▶ _Aim_
Leaving out the pictures, please retype each record exactly.

▶ _Data shown_
○ ○ ○ ○ ○ ○ ○
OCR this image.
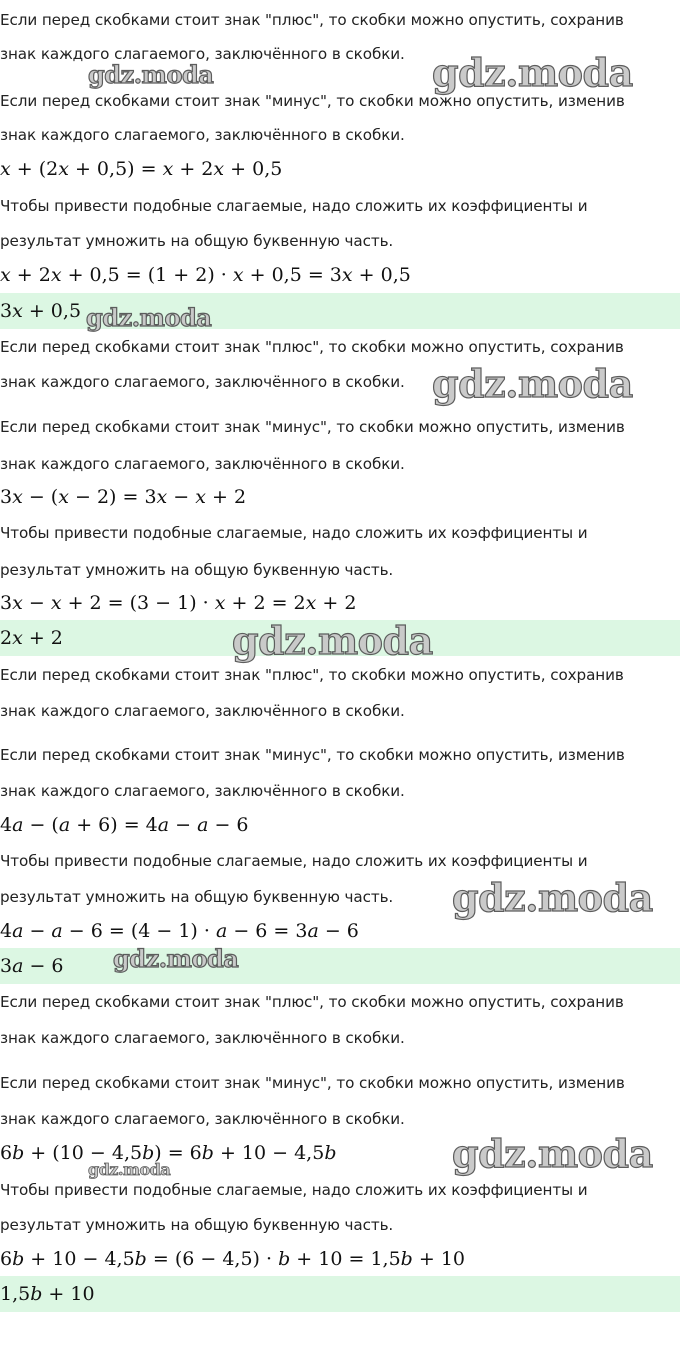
Если перед скобками стоит знак "плюс", то скобки можно опустить, сохранив
знак каждого слагаемого, заключённого в скобки.
Если перед скобками стоит знак "минус", то скобки можно опустить, изменив
знак каждого слагаемого, заключённого в скобки.
x + (2x + 0,5) = x + 2x + 0,5
Чтобы привести подобные слагаемые, надо сложить их коэффициенты и
результат умножить на общую буквенную часть.
x + 2x + 0,5 = (1 + 2) · x + 0,5 = 3x + 0,5
3x + 0,5
Если перед скобками стоит знак "плюс", то скобки можно опустить, сохранив
знак каждого слагаемого, заключённого в скобки.
Если перед скобками стоит знак "минус", то скобки можно опустить, изменив
знак каждого слагаемого, заключённого в скобки.
3x − (x − 2) = 3x − x + 2
Чтобы привести подобные слагаемые, надо сложить их коэффициенты и
результат умножить на общую буквенную часть.
3x − x + 2 = (3 − 1) · x + 2 = 2x + 2
2x + 2
Если перед скобками стоит знак "плюс", то скобки можно опустить, сохранив
знак каждого слагаемого, заключённого в скобки.
Если перед скобками стоит знак "минус", то скобки можно опустить, изменив
знак каждого слагаемого, заключённого в скобки.
4a − (a + 6) = 4a − a − 6
Чтобы привести подобные слагаемые, надо сложить их коэффициенты и
результат умножить на общую буквенную часть.
4a − a − 6 = (4 − 1) · a − 6 = 3a − 6
3a − 6
Если перед скобками стоит знак "плюс", то скобки можно опустить, сохранив
знак каждого слагаемого, заключённого в скобки.
Если перед скобками стоит знак "минус", то скобки можно опустить, изменив
знак каждого слагаемого, заключённого в скобки.
6b + (10 − 4,5b) = 6b + 10 − 4,5b
Чтобы привести подобные слагаемые, надо сложить их коэффициенты и
результат умножить на общую буквенную часть.
6b + 10 − 4,5b = (6 − 4,5) · b + 10 = 1,5b + 10
1,5b + 10
gdz.moda	gdz.moda
gdz.moda
gdz.moda
gdz.moda
gdz.moda
gdz.moda
gdz.moda
gdz.moda
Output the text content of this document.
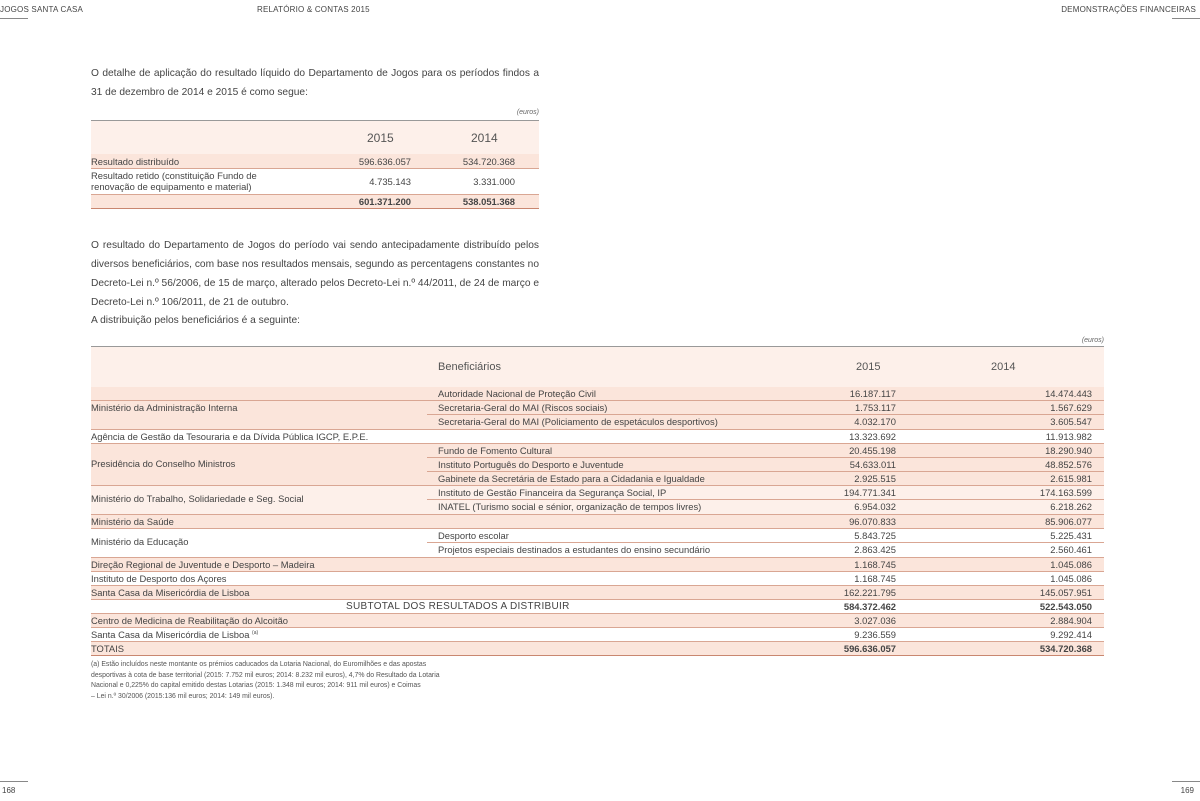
JOGOS SANTA CASA	RELATÓRIO & CONTAS 2015	DEMONSTRAÇÕES FINANCEIRAS
O detalhe de aplicação do resultado líquido do Departamento de Jogos para os períodos findos a 31 de dezembro de 2014 e 2015 é como segue:
(euros)
2015	2014
Resultado distribuído	596.636.057	534.720.368
Resultado retido (constituição Fundo de renovação de equipamento e material)	4.735.143	3.331.000
601.371.200	538.051.368
O resultado do Departamento de Jogos do período vai sendo antecipadamente distribuído pelos diversos beneficiários, com base nos resultados mensais, segundo as percentagens constantes no Decreto-Lei n.º 56/2006, de 15 de março, alterado pelos Decreto-Lei n.º 44/2011, de 24 de março e Decreto-Lei n.º 106/2011, de 21 de outubro.
A distribuição pelos beneficiários é a seguinte:
(euros)
Beneficiários	2015	2014
Ministério da Administração Interna
Autoridade Nacional de Proteção Civil	16.187.117	14.474.443
Secretaria-Geral do MAI (Riscos sociais)	1.753.117	1.567.629
Secretaria-Geral do MAI (Policiamento de espetáculos desportivos)	4.032.170	3.605.547
Agência de Gestão da Tesouraria e da Dívida Pública IGCP, E.P.E.	13.323.692	11.913.982
Presidência do Conselho Ministros
Fundo de Fomento Cultural	20.455.198	18.290.940
Instituto Português do Desporto e Juventude	54.633.011	48.852.576
Gabinete da Secretária de Estado para a Cidadania e Igualdade	2.925.515	2.615.981
Ministério do Trabalho, Solidariedade e Seg. Social
Instituto de Gestão Financeira da Segurança Social, IP	194.771.341	174.163.599
INATEL (Turismo social e sénior, organização de tempos livres)	6.954.032	6.218.262
Ministério da Saúde	96.070.833	85.906.077
Ministério da Educação
Desporto escolar	5.843.725	5.225.431
Projetos especiais destinados a estudantes do ensino secundário	2.863.425	2.560.461
Direção Regional de Juventude e Desporto – Madeira	1.168.745	1.045.086
Instituto de Desporto dos Açores	1.168.745	1.045.086
Santa Casa da Misericórdia de Lisboa	162.221.795	145.057.951
SUBTOTAL DOS RESULTADOS A DISTRIBUIR	584.372.462	522.543.050
Centro de Medicina de Reabilitação do Alcoitão	3.027.036	2.884.904
Santa Casa da Misericórdia de Lisboa $^{(a)}$	9.236.559	9.292.414
TOTAIS	596.636.057	534.720.368
(a) Estão incluídos neste montante os prémios caducados da Lotaria Nacional, do Euromilhões e das apostas
desportivas à cota de base territorial (2015: 7.752 mil euros; 2014: 8.232 mil euros), 4,7% do Resultado da Lotaria
Nacional e 0,225% do capital emitido destas Lotarias (2015: 1.348 mil euros; 2014: 911 mil euros) e Coimas
– Lei n.º 30/2006 (2015:136 mil euros; 2014: 149 mil euros).
168	169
○ ○ ○ ○ ○ ○ ○
▶ _Completed task_
OCR this image.
Если перед скобками стоит знак "плюс", то скобки можно опустить, сохранив
знак каждого слагаемого, заключённого в скобки.
Если перед скобками стоит знак "минус", то скобки можно опустить, изменив
знак каждого слагаемого, заключённого в скобки.
x + (2x + 0,5) = x + 2x + 0,5
Чтобы привести подобные слагаемые, надо сложить их коэффициенты и
результат умножить на общую буквенную часть.
x + 2x + 0,5 = (1 + 2) · x + 0,5 = 3x + 0,5
3x + 0,5
Если перед скобками стоит знак "плюс", то скобки можно опустить, сохранив
знак каждого слагаемого, заключённого в скобки.
Если перед скобками стоит знак "минус", то скобки можно опустить, изменив
знак каждого слагаемого, заключённого в скобки.
3x − (x − 2) = 3x − x + 2
Чтобы привести подобные слагаемые, надо сложить их коэффициенты и
результат умножить на общую буквенную часть.
3x − x + 2 = (3 − 1) · x + 2 = 2x + 2
2x + 2
Если перед скобками стоит знак "плюс", то скобки можно опустить, сохранив
знак каждого слагаемого, заключённого в скобки.
Если перед скобками стоит знак "минус", то скобки можно опустить, изменив
знак каждого слагаемого, заключённого в скобки.
4a − (a + 6) = 4a − a − 6
Чтобы привести подобные слагаемые, надо сложить их коэффициенты и
результат умножить на общую буквенную часть.
4a − a − 6 = (4 − 1) · a − 6 = 3a − 6
3a − 6
Если перед скобками стоит знак "плюс", то скобки можно опустить, сохранив
знак каждого слагаемого, заключённого в скобки.
Если перед скобками стоит знак "минус", то скобки можно опустить, изменив
знак каждого слагаемого, заключённого в скобки.
6b + (10 − 4,5b) = 6b + 10 − 4,5b
Чтобы привести подобные слагаемые, надо сложить их коэффициенты и
результат умножить на общую буквенную часть.
6b + 10 − 4,5b = (6 − 4,5) · b + 10 = 1,5b + 10
1,5b + 10
gdz.moda	gdz.moda
gdz.moda
gdz.moda
gdz.moda
gdz.moda
gdz.moda
gdz.moda
gdz.moda
Output the text content of this document.
JOGOS SANTA CASA	RELATÓRIO & CONTAS 2015	DEMONSTRAÇÕES FINANCEIRAS
O detalhe de aplicação do resultado líquido do Departamento de Jogos para os períodos findos a 31 de dezembro de 2014 e 2015 é como segue:
(euros)
2015	2014
Resultado distribuído	596.636.057	534.720.368
Resultado retido (constituição Fundo de renovação de equipamento e material)	4.735.143	3.331.000
601.371.200	538.051.368
O resultado do Departamento de Jogos do período vai sendo antecipadamente distribuído pelos diversos beneficiários, com base nos resultados mensais, segundo as percentagens constantes no Decreto-Lei n.º 56/2006, de 15 de março, alterado pelos Decreto-Lei n.º 44/2011, de 24 de março e Decreto-Lei n.º 106/2011, de 21 de outubro.
A distribuição pelos beneficiários é a seguinte:
(euros)
Beneficiários	2015	2014
Ministério da Administração Interna
Autoridade Nacional de Proteção Civil	16.187.117	14.474.443
Secretaria-Geral do MAI (Riscos sociais)	1.753.117	1.567.629
Secretaria-Geral do MAI (Policiamento de espetáculos desportivos)	4.032.170	3.605.547
Agência de Gestão da Tesouraria e da Dívida Pública IGCP, E.P.E.	13.323.692	11.913.982
Presidência do Conselho Ministros
Fundo de Fomento Cultural	20.455.198	18.290.940
Instituto Português do Desporto e Juventude	54.633.011	48.852.576
Gabinete da Secretária de Estado para a Cidadania e Igualdade	2.925.515	2.615.981
Ministério do Trabalho, Solidariedade e Seg. Social
Instituto de Gestão Financeira da Segurança Social, IP	194.771.341	174.163.599
INATEL (Turismo social e sénior, organização de tempos livres)	6.954.032	6.218.262
Ministério da Saúde	96.070.833	85.906.077
Ministério da Educação
Desporto escolar	5.843.725	5.225.431
Projetos especiais destinados a estudantes do ensino secundário	2.863.425	2.560.461
Direção Regional de Juventude e Desporto – Madeira	1.168.745	1.045.086
Instituto de Desporto dos Açores	1.168.745	1.045.086
Santa Casa da Misericórdia de Lisboa	162.221.795	145.057.951
SUBTOTAL DOS RESULTADOS A DISTRIBUIR	584.372.462	522.543.050
Centro de Medicina de Reabilitação do Alcoitão	3.027.036	2.884.904
Santa Casa da Misericórdia de Lisboa $^{(a)}$	9.236.559	9.292.414
TOTAIS	596.636.057	534.720.368
(a) Estão incluídos neste montante os prémios caducados da Lotaria Nacional, do Euromilhões e das apostas
desportivas à cota de base territorial (2015: 7.752 mil euros; 2014: 8.232 mil euros), 4,7% do Resultado da Lotaria
Nacional e 0,225% do capital emitido destas Lotarias (2015: 1.348 mil euros; 2014: 911 mil euros) e Coimas
– Lei n.º 30/2006 (2015:136 mil euros; 2014: 149 mil euros).
168	169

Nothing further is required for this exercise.